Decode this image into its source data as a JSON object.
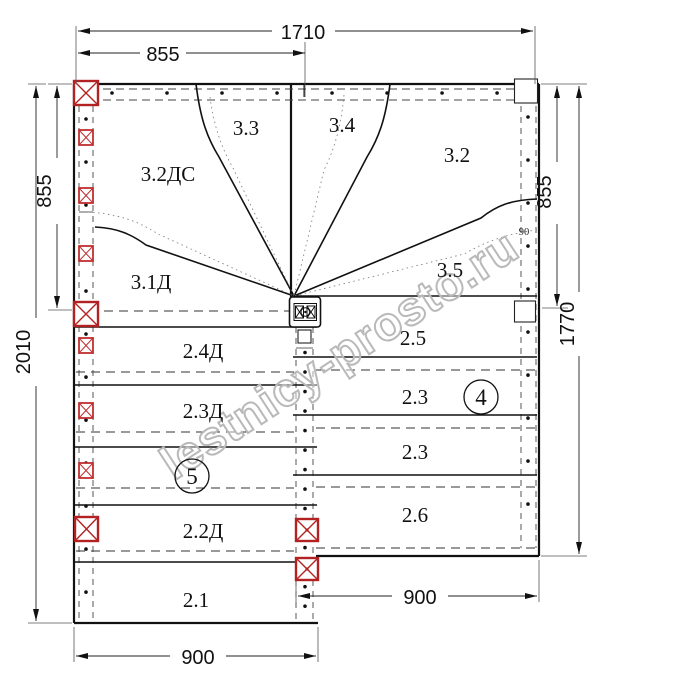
{
  "drawing_title": "Staircase plan (top view)",
  "dimensions": {
    "top_total": "1710",
    "top_half": "855",
    "left_upper": "855",
    "left_total": "2010",
    "right_upper": "855",
    "right_total": "1770",
    "bottom_left": "900",
    "bottom_right": "900",
    "stringer_width": "90"
  },
  "labels": {
    "winder": {
      "w31d": "3.1Д",
      "w32ds": "3.2ДС",
      "w33": "3.3",
      "w34": "3.4",
      "w32": "3.2",
      "w35": "3.5"
    },
    "left_flight": {
      "r1": "2.4Д",
      "r2": "2.3Д",
      "r3": "2.2Д",
      "r4": "2.1"
    },
    "right_flight": {
      "r1": "2.5",
      "r2": "2.3",
      "r3": "2.3",
      "r4": "2.6"
    },
    "balloons": {
      "left": "5",
      "right": "4"
    }
  },
  "watermark": {
    "text": "lestnicy-prosto.ru"
  },
  "colors": {
    "post_red": "#b22222",
    "line": "#111111",
    "watermark": "#b9b9b9"
  }
}
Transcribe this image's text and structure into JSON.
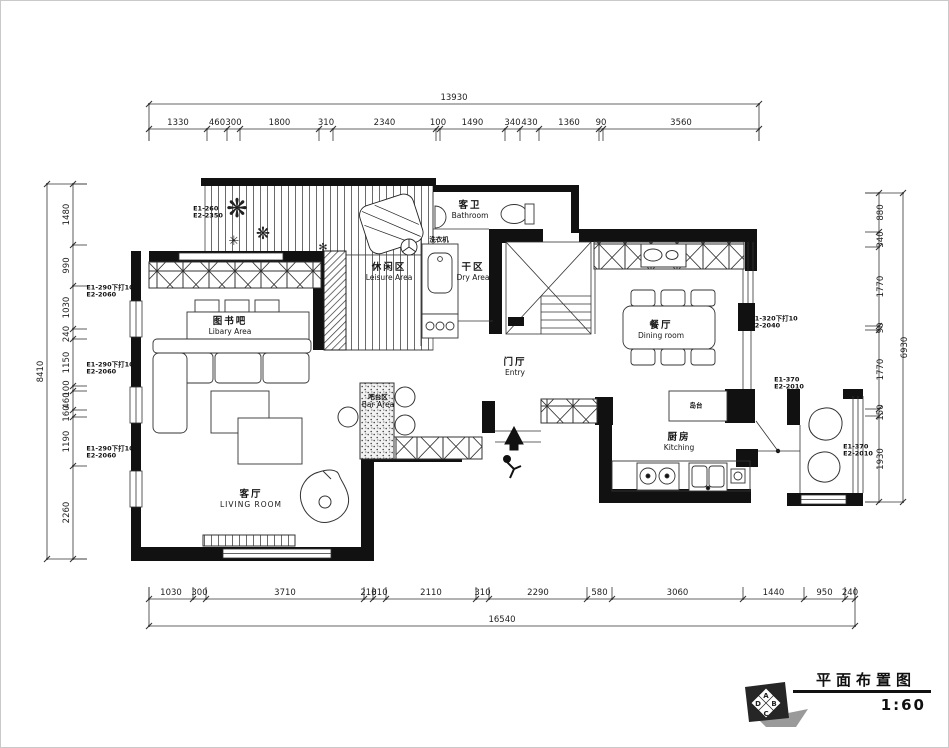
{
  "title_block": {
    "title": "平面布置图",
    "scale_label": "1:60",
    "logo_letters": {
      "top": "A",
      "right": "B",
      "bottom": "C",
      "left": "D"
    }
  },
  "rooms": [
    {
      "id": "bathroom",
      "zh": "客卫",
      "en": "Bathroom",
      "x": 469,
      "y": 210,
      "style": ""
    },
    {
      "id": "dry-area",
      "zh": "干区",
      "en": "Dry Area",
      "x": 472,
      "y": 272,
      "style": ""
    },
    {
      "id": "leisure-area",
      "zh": "休闲区",
      "en": "Leisure Area",
      "x": 388,
      "y": 272,
      "style": ""
    },
    {
      "id": "library-area",
      "zh": "图书吧",
      "en": "Libary Area",
      "x": 229,
      "y": 326,
      "style": ""
    },
    {
      "id": "dining-room",
      "zh": "餐厅",
      "en": "Dining room",
      "x": 660,
      "y": 330,
      "style": ""
    },
    {
      "id": "entry",
      "zh": "门厅",
      "en": "Entry",
      "x": 514,
      "y": 367,
      "style": ""
    },
    {
      "id": "bar-area",
      "zh": "吧台区",
      "en": "Bar Area",
      "x": 377,
      "y": 401,
      "style": "small"
    },
    {
      "id": "living-room",
      "zh": "客厅",
      "en": "LIVING ROOM",
      "x": 250,
      "y": 499,
      "style": "caps"
    },
    {
      "id": "kitchen",
      "zh": "厨房",
      "en": "Kitching",
      "x": 678,
      "y": 442,
      "style": ""
    },
    {
      "id": "island",
      "zh": "岛台",
      "en": "",
      "x": 695,
      "y": 405,
      "style": "small"
    },
    {
      "id": "washer",
      "zh": "洗衣机",
      "en": "",
      "x": 438,
      "y": 239,
      "style": "small"
    }
  ],
  "annotations": [
    {
      "line1": "E1-260",
      "line2": "E2-2350",
      "x": 207,
      "y": 212
    },
    {
      "line1": "E1-290下打10",
      "line2": "E2-2060",
      "x": 109,
      "y": 291
    },
    {
      "line1": "E1-290下打10",
      "line2": "E2-2060",
      "x": 109,
      "y": 368
    },
    {
      "line1": "E1-290下打10",
      "line2": "E2-2060",
      "x": 109,
      "y": 452
    },
    {
      "line1": "E1-320下打10",
      "line2": "E2-2040",
      "x": 773,
      "y": 322
    },
    {
      "line1": "E1-370",
      "line2": "E2-2010",
      "x": 788,
      "y": 383
    },
    {
      "line1": "E1-370",
      "line2": "E2-2010",
      "x": 857,
      "y": 450
    }
  ],
  "dimensions": {
    "top": {
      "overall": "13930",
      "segments": [
        {
          "v": "1330",
          "px": 58
        },
        {
          "v": "460",
          "px": 20
        },
        {
          "v": "300",
          "px": 13
        },
        {
          "v": "1800",
          "px": 79
        },
        {
          "v": "310",
          "px": 14
        },
        {
          "v": "2340",
          "px": 103
        },
        {
          "v": "100",
          "px": 4
        },
        {
          "v": "1490",
          "px": 65
        },
        {
          "v": "340",
          "px": 15
        },
        {
          "v": "430",
          "px": 19
        },
        {
          "v": "1360",
          "px": 60
        },
        {
          "v": "90",
          "px": 4
        },
        {
          "v": "3560",
          "px": 156
        }
      ]
    },
    "bottom": {
      "overall": "16540",
      "segments": [
        {
          "v": "1030",
          "px": 44
        },
        {
          "v": "300",
          "px": 13
        },
        {
          "v": "3710",
          "px": 158
        },
        {
          "v": "210",
          "px": 9
        },
        {
          "v": "310",
          "px": 13
        },
        {
          "v": "2110",
          "px": 90
        },
        {
          "v": "310",
          "px": 13
        },
        {
          "v": "2290",
          "px": 98
        },
        {
          "v": "580",
          "px": 25
        },
        {
          "v": "3060",
          "px": 131
        },
        {
          "v": "1440",
          "px": 61
        },
        {
          "v": "950",
          "px": 41
        },
        {
          "v": "240",
          "px": 10
        }
      ]
    },
    "left": {
      "overall": "8410",
      "segments": [
        {
          "v": "1480",
          "px": 61
        },
        {
          "v": "990",
          "px": 41
        },
        {
          "v": "1030",
          "px": 43
        },
        {
          "v": "240",
          "px": 10
        },
        {
          "v": "1150",
          "px": 47
        },
        {
          "v": "100",
          "px": 5
        },
        {
          "v": "460",
          "px": 19
        },
        {
          "v": "160",
          "px": 7
        },
        {
          "v": "1190",
          "px": 49
        },
        {
          "v": "2260",
          "px": 93
        }
      ]
    },
    "right": {
      "overall": "6930",
      "segments": [
        {
          "v": "880",
          "px": 39
        },
        {
          "v": "340",
          "px": 15
        },
        {
          "v": "1770",
          "px": 79
        },
        {
          "v": "90",
          "px": 4
        },
        {
          "v": "1770",
          "px": 79
        },
        {
          "v": "150",
          "px": 7
        },
        {
          "v": "1930",
          "px": 86
        }
      ]
    }
  }
}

• _Task goal_:
Pull out every line in the data above that has the word "this".

• _In response_:
Decode this image into its source data as a JSON object.
Transcribe this image's text and structure into JSON.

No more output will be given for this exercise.